(Saved entries)
## start

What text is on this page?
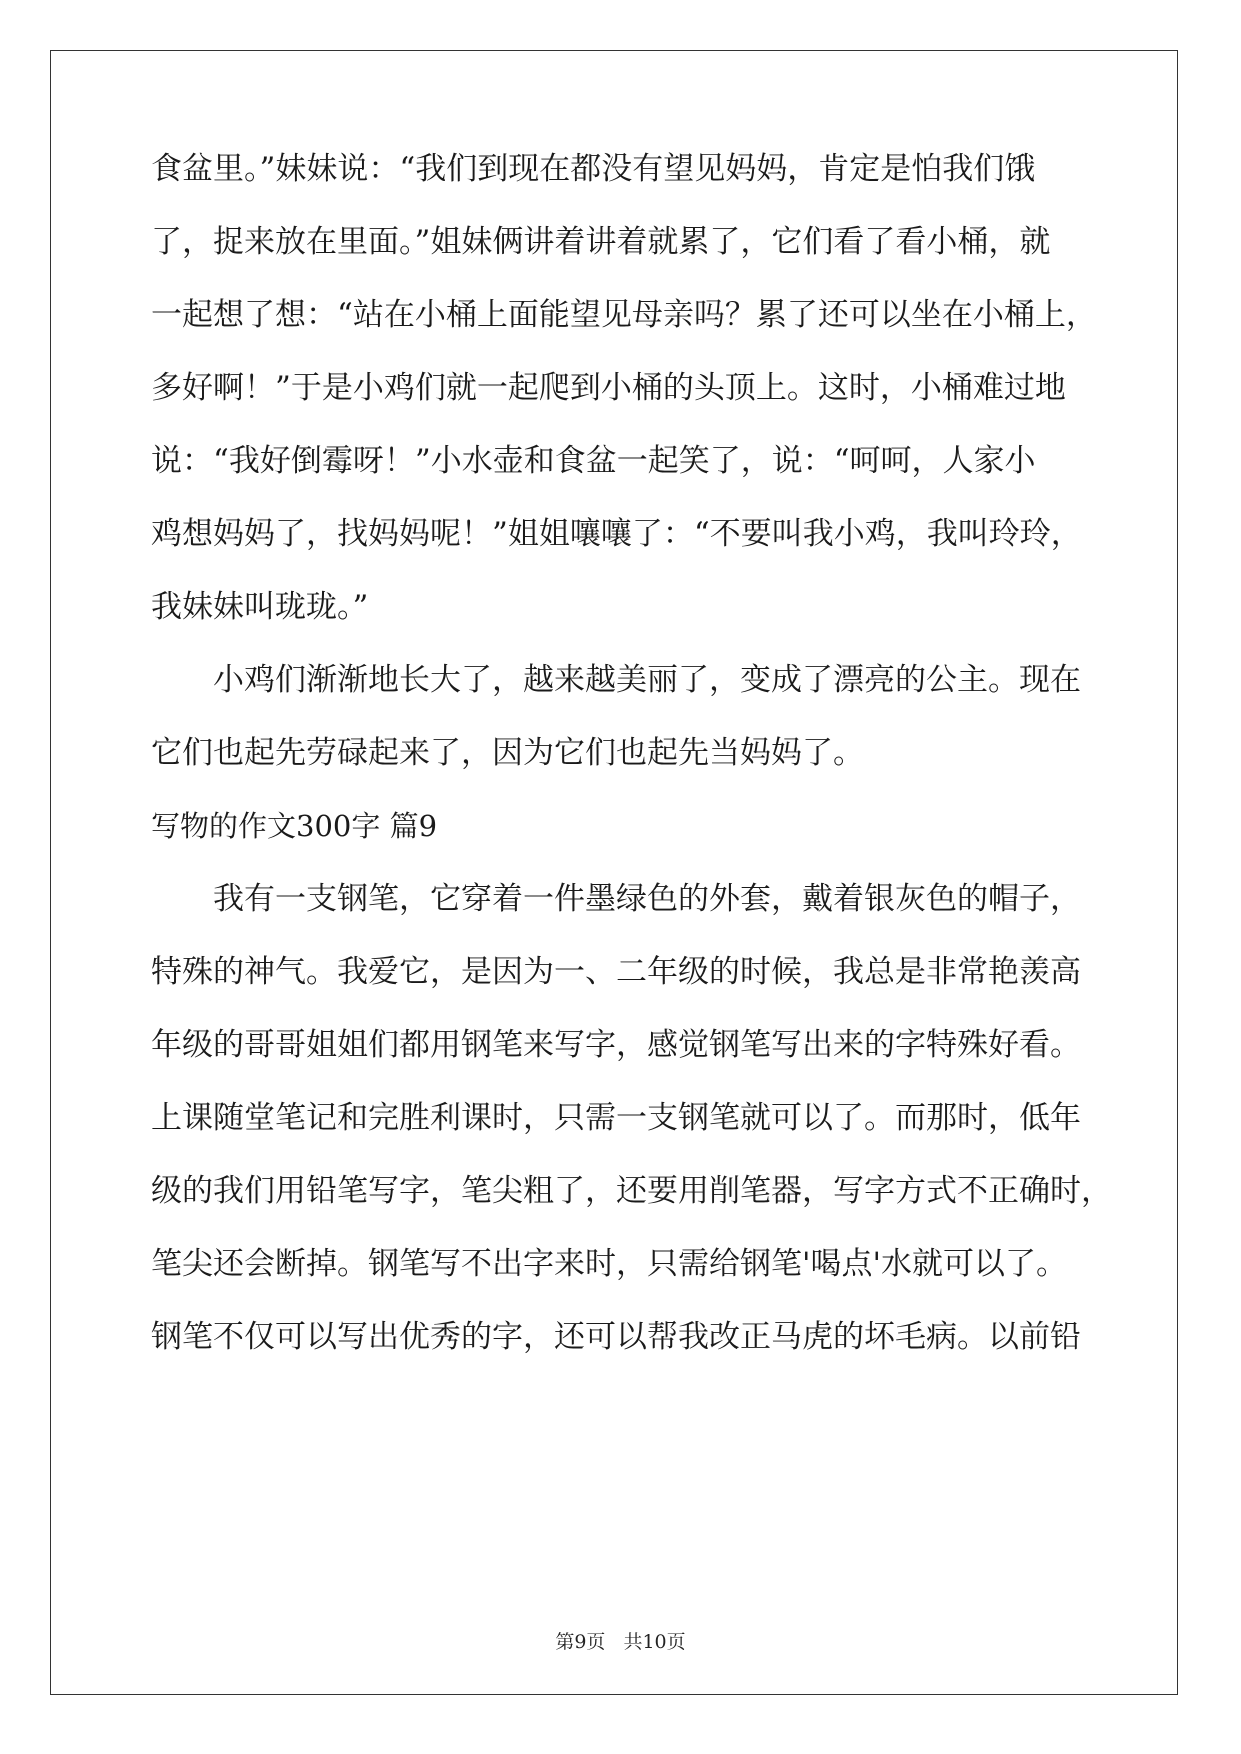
食盆里。”妹妹说：“我们到现在都没有望见妈妈，肯定是怕我们饿
了，捉来放在里面。”姐妹俩讲着讲着就累了，它们看了看小桶，就
一起想了想：“站在小桶上面能望见母亲吗？累了还可以坐在小桶上，
多好啊！”于是小鸡们就一起爬到小桶的头顶上。这时，小桶难过地
说：“我好倒霉呀！”小水壶和食盆一起笑了，说：“呵呵，人家小
鸡想妈妈了，找妈妈呢！”姐姐嚷嚷了：“不要叫我小鸡，我叫玲玲，
我妹妹叫珑珑。”
小鸡们渐渐地长大了，越来越美丽了，变成了漂亮的公主。现在
它们也起先劳碌起来了，因为它们也起先当妈妈了。
写物的作文300字 篇9
我有一支钢笔，它穿着一件墨绿色的外套，戴着银灰色的帽子，
特殊的神气。我爱它，是因为一、二年级的时候，我总是非常艳羡高
年级的哥哥姐姐们都用钢笔来写字，感觉钢笔写出来的字特殊好看。
上课随堂笔记和完胜利课时，只需一支钢笔就可以了。而那时，低年
级的我们用铅笔写字，笔尖粗了，还要用削笔器，写字方式不正确时，
笔尖还会断掉。钢笔写不出字来时，只需给钢笔'喝点'水就可以了。
钢笔不仅可以写出优秀的字，还可以帮我改正马虎的坏毛病。以前铅
第9页 共10页
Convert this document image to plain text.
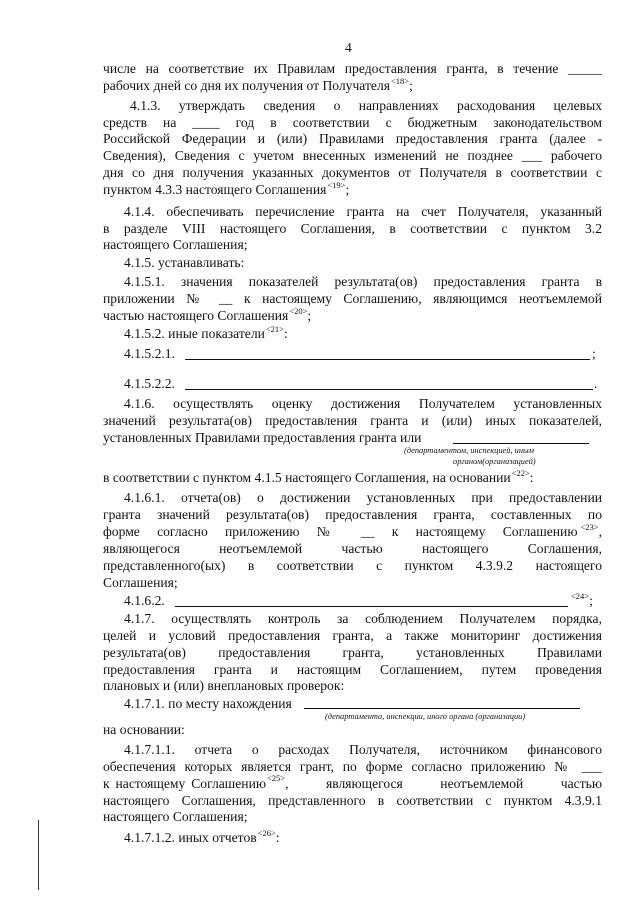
4
числе на соответствие их Правилам предоставления гранта, в течение _____
рабочих дней со дня их получения от Получателя$^{<18>}$;
4.1.3. утверждать сведения о направлениях расходования целевых
средств на ____ год в соответствии с бюджетным законодательством
Российской Федерации и (или) Правилами предоставления гранта (далее -
Сведения), Сведения с учетом внесенных изменений не позднее ___ рабочего
дня со дня получения указанных документов от Получателя в соответствии с
пунктом 4.3.3 настоящего Соглашения$^{<19>}$;
4.1.4. обеспечивать перечисление гранта на счет Получателя, указанный
в разделе VIII настоящего Соглашения, в соответствии с пунктом 3.2
настоящего Соглашения;
4.1.5. устанавливать:
4.1.5.1. значения показателей результата(ов) предоставления гранта в
приложении № __ к настоящему Соглашению, являющимся неотъемлемой
частью настоящего Соглашения$^{<20>}$;
4.1.5.2. иные показатели$^{<21>}$:
4.1.5.2.1.	;
4.1.5.2.2.	.
4.1.6. осуществлять оценку достижения Получателем установленных
значений результата(ов) предоставления гранта и (или) иных показателей,
установленных Правилами предоставления гранта или
(департаментом, инспекцией, иным
органом(организацией)
в соответствии с пунктом 4.1.5 настоящего Соглашения, на основании$^{<22>}$:
4.1.6.1. отчета(ов) о достижении установленных при предоставлении
гранта значений результата(ов) предоставления гранта, составленных по
форме согласно приложению № __ к настоящему Соглашению $^{<23>}$,
являющегося неотъемлемой частью настоящего Соглашения,
представленного(ых) в соответствии с пунктом 4.3.9.2 настоящего
Соглашения;
4.1.6.2.	$^{<24>}$;
4.1.7. осуществлять контроль за соблюдением Получателем порядка,
целей и условий предоставления гранта, а также мониторинг достижения
результата(ов) предоставления гранта, установленных Правилами
предоставления гранта и настоящим Соглашением, путем проведения
плановых и (или) внеплановых проверок:
4.1.7.1. по месту нахождения
(департамента, инспекции, иного органа (организации)
на основании:
4.1.7.1.1. отчета о расходах Получателя, источником финансового
обеспечения которых является грант, по форме согласно приложению № ___
к настоящему Соглашению <25> , являющегося неотъемлемой частью
настоящего Соглашения, представленного в соответствии с пунктом 4.3.9.1
настоящего Соглашения;
4.1.7.1.2. иных отчетов$^{<26>}$:
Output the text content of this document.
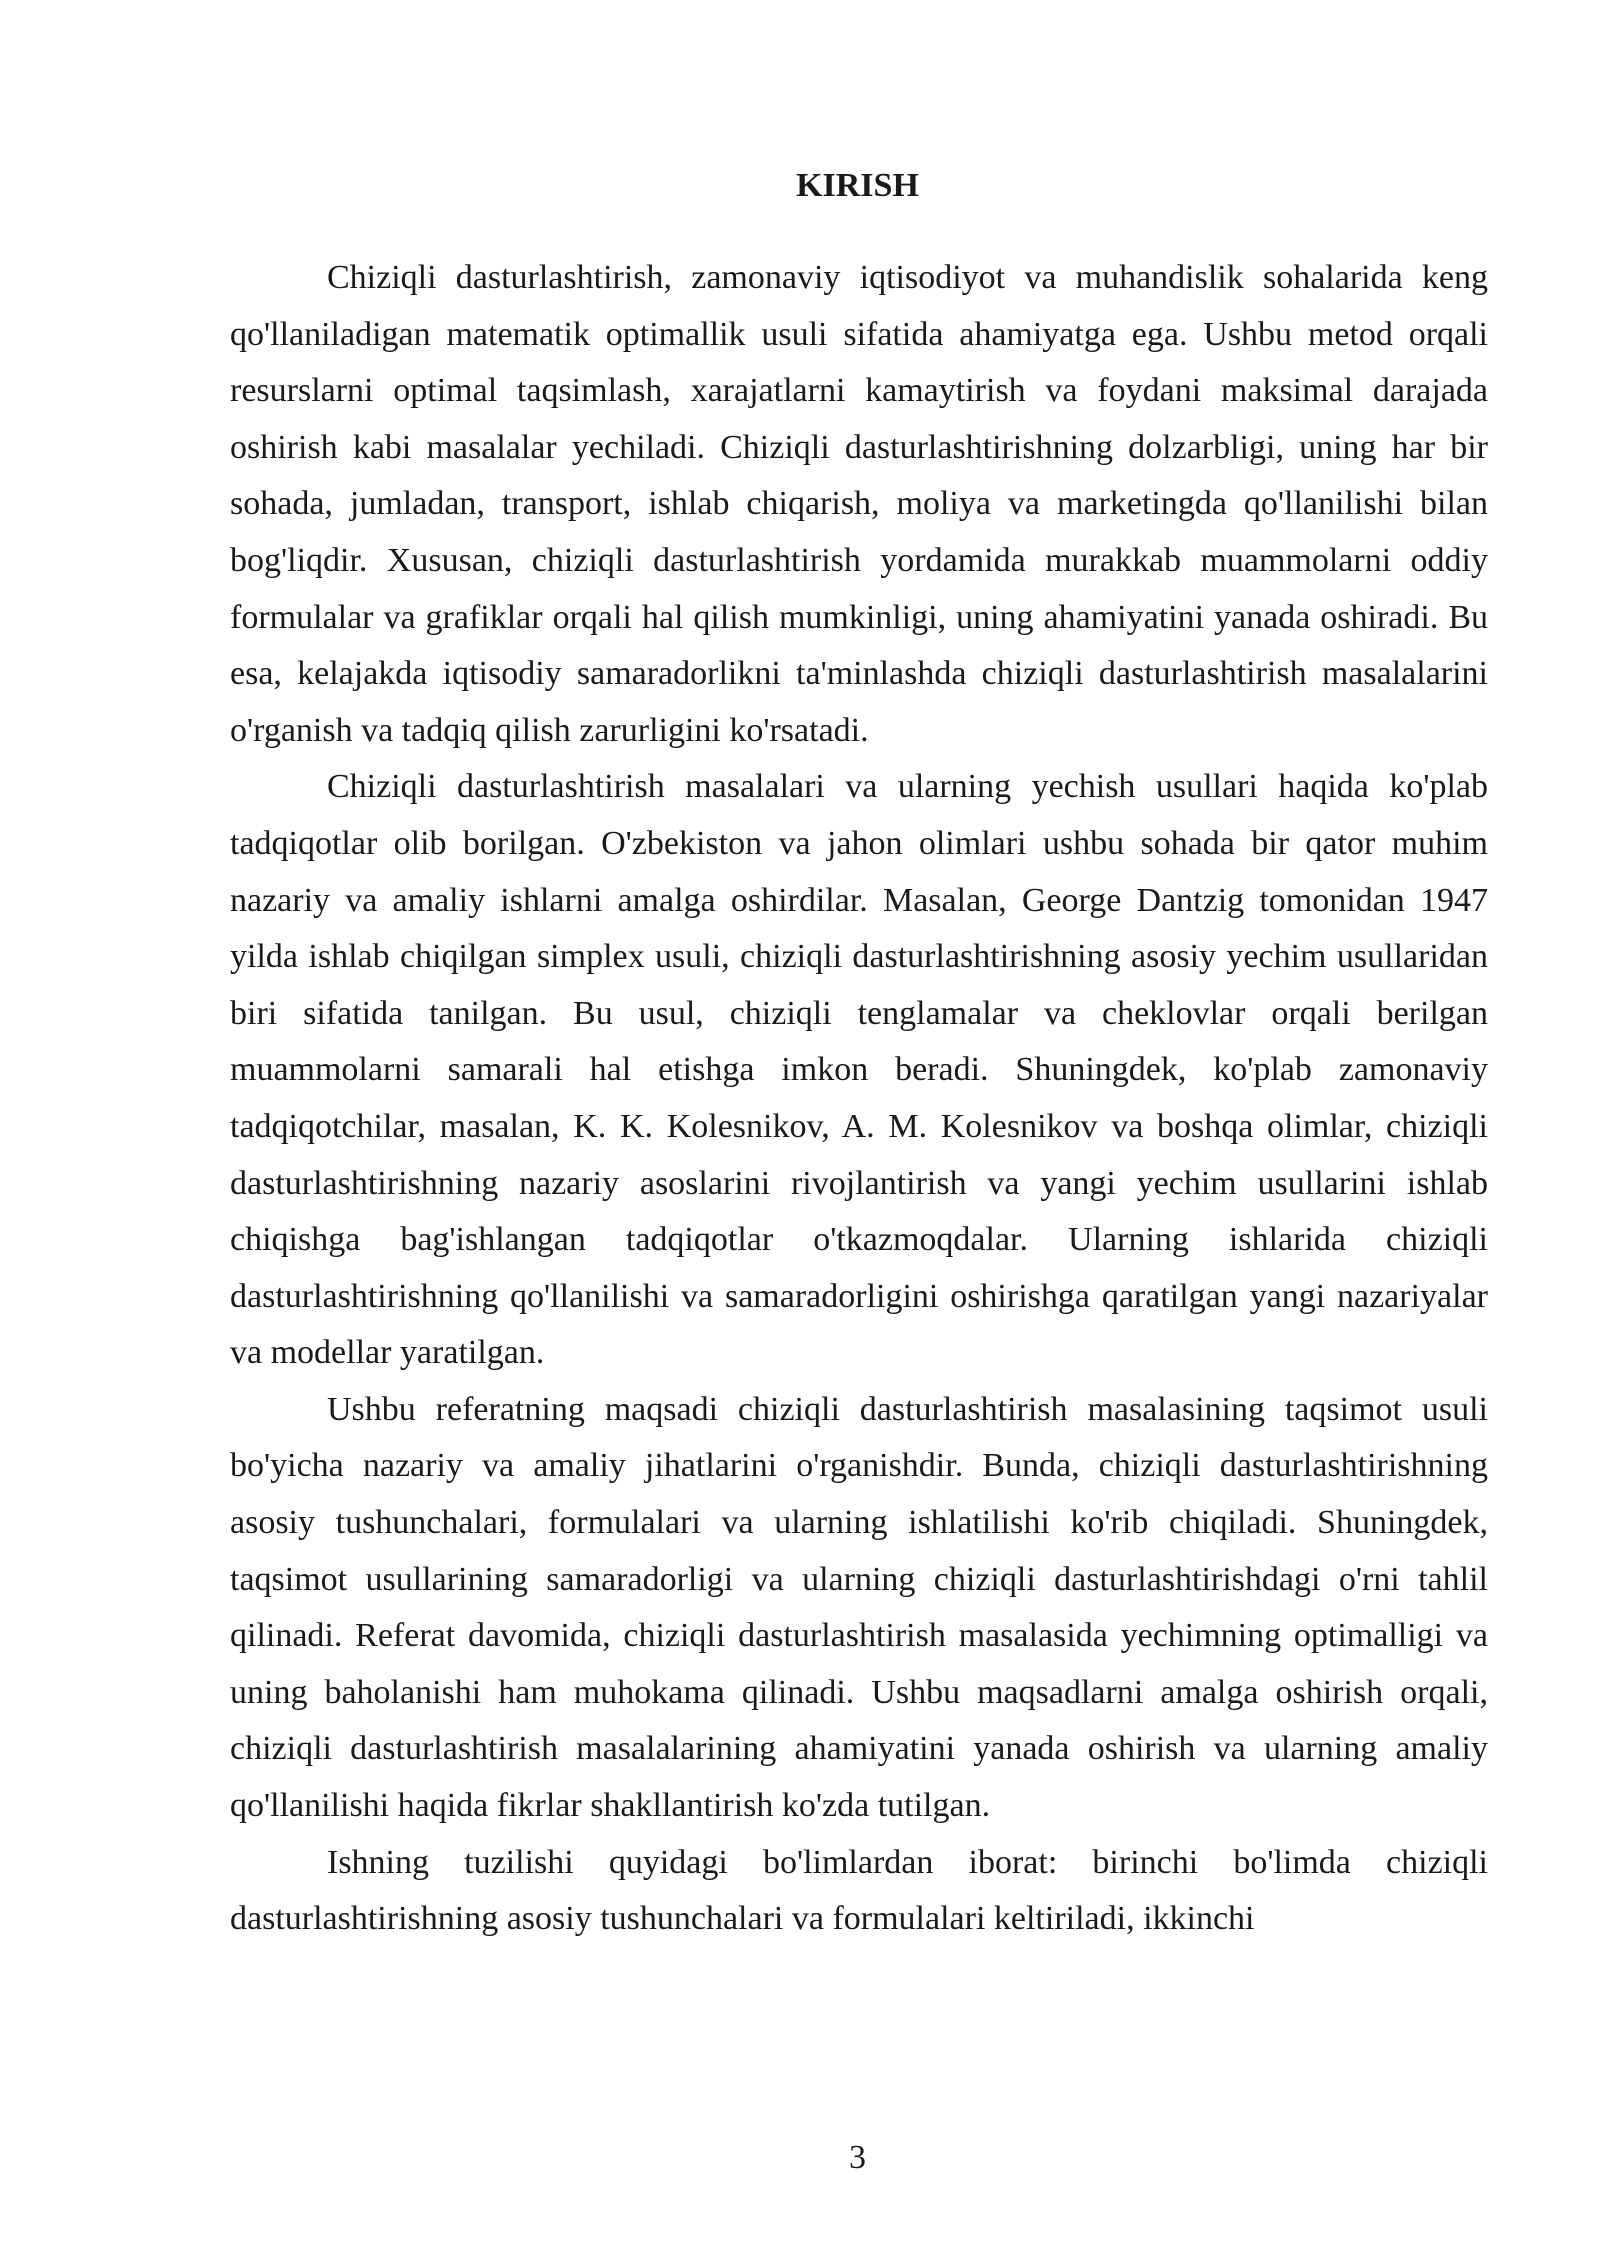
KIRISH

Chiziqli dasturlashtirish, zamonaviy iqtisodiyot va muhandislik sohalarida keng qo'llaniladigan matematik optimallik usuli sifatida ahamiyatga ega. Ushbu metod orqali resurslarni optimal taqsimlash, xarajatlarni kamaytirish va foydani maksimal darajada oshirish kabi masalalar yechiladi. Chiziqli dasturlashtirishning dolzarbligi, uning har bir sohada, jumladan, transport, ishlab chiqarish, moliya va marketingda qo'llanilishi bilan bog'liqdir. Xususan, chiziqli dasturlashtirish yordamida murakkab muammolarni oddiy formulalar va grafiklar orqali hal qilish mumkinligi, uning ahamiyatini yanada oshiradi. Bu esa, kelajakda iqtisodiy samaradorlikni ta'minlashda chiziqli dasturlashtirish masalalarini o'rganish va tadqiq qilish zarurligini ko'rsatadi.

Chiziqli dasturlashtirish masalalari va ularning yechish usullari haqida ko'plab tadqiqotlar olib borilgan. O'zbekiston va jahon olimlari ushbu sohada bir qator muhim nazariy va amaliy ishlarni amalga oshirdilar. Masalan, George Dantzig tomonidan 1947 yilda ishlab chiqilgan simplex usuli, chiziqli dasturlashtirishning asosiy yechim usullaridan biri sifatida tanilgan. Bu usul, chiziqli tenglamalar va cheklovlar orqali berilgan muammolarni samarali hal etishga imkon beradi. Shuningdek, ko'plab zamonaviy tadqiqotchilar, masalan, K. K. Kolesnikov, A. M. Kolesnikov va boshqa olimlar, chiziqli dasturlashtirishning nazariy asoslarini rivojlantirish va yangi yechim usullarini ishlab chiqishga bag'ishlangan tadqiqotlar o'tkazmoqdalar. Ularning ishlarida chiziqli dasturlashtirishning qo'llanilishi va samaradorligini oshirishga qaratilgan yangi nazariyalar va modellar yaratilgan.

Ushbu referatning maqsadi chiziqli dasturlashtirish masalasining taqsimot usuli bo'yicha nazariy va amaliy jihatlarini o'rganishdir. Bunda, chiziqli dasturlashtirishning asosiy tushunchalari, formulalari va ularning ishlatilishi ko'rib chiqiladi. Shuningdek, taqsimot usullarining samaradorligi va ularning chiziqli dasturlashtirishdagi o'rni tahlil qilinadi. Referat davomida, chiziqli dasturlashtirish masalasida yechimning optimalligi va uning baholanishi ham muhokama qilinadi. Ushbu maqsadlarni amalga oshirish orqali, chiziqli dasturlashtirish masalalarining ahamiyatini yanada oshirish va ularning amaliy qo'llanilishi haqida fikrlar shakllantirish ko'zda tutilgan.

Ishning tuzilishi quyidagi bo'limlardan iborat: birinchi bo'limda chiziqli dasturlashtirishning asosiy tushunchalari va formulalari keltiriladi, ikkinchi

3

## end

:: Work to be completed ::
Reproduce each line holding the word "asosiy".

:: Finished exercise ::
Chiziqli dasturlashtirish masalalari va ularning yechish usullari haqida ko'plab tadqiqotlar olib borilgan. O'zbekiston va jahon olimlari ushbu sohada bir qator muhim nazariy va amaliy ishlarni amalga oshirdilar. Masalan, George Dantzig tomonidan 1947 yilda ishlab chiqilgan simplex usuli, chiziqli dasturlashtirishning asosiy yechim usullaridan biri sifatida tanilgan. Bu usul, chiziqli tenglamalar va cheklovlar orqali berilgan muammolarni samarali hal etishga imkon beradi. Shuningdek, ko'plab zamonaviy tadqiqotchilar, masalan, K. K. Kolesnikov, A. M. Kolesnikov va boshqa olimlar, chiziqli dasturlashtirishning nazariy asoslarini rivojlantirish va yangi yechim usullarini ishlab chiqishga bag'ishlangan tadqiqotlar o'tkazmoqdalar. Ularning ishlarida chiziqli dasturlashtirishning qo'llanilishi va samaradorligini oshirishga qaratilgan yangi nazariyalar va modellar yaratilgan.
Ushbu referatning maqsadi chiziqli dasturlashtirish masalasining taqsimot usuli bo'yicha nazariy va amaliy jihatlarini o'rganishdir. Bunda, chiziqli dasturlashtirishning asosiy tushunchalari, formulalari va ularning ishlatilishi ko'rib chiqiladi. Shuningdek, taqsimot usullarining samaradorligi va ularning chiziqli dasturlashtirishdagi o'rni tahlil qilinadi. Referat davomida, chiziqli dasturlashtirish masalasida yechimning optimalligi va uning baholanishi ham muhokama qilinadi. Ushbu maqsadlarni amalga oshirish orqali, chiziqli dasturlashtirish masalalarining ahamiyatini yanada oshirish va ularning amaliy qo'llanilishi haqida fikrlar shakllantirish ko'zda tutilgan.
Ishning tuzilishi quyidagi bo'limlardan iborat: birinchi bo'limda chiziqli dasturlashtirishning asosiy tushunchalari va formulalari keltiriladi, ikkinchi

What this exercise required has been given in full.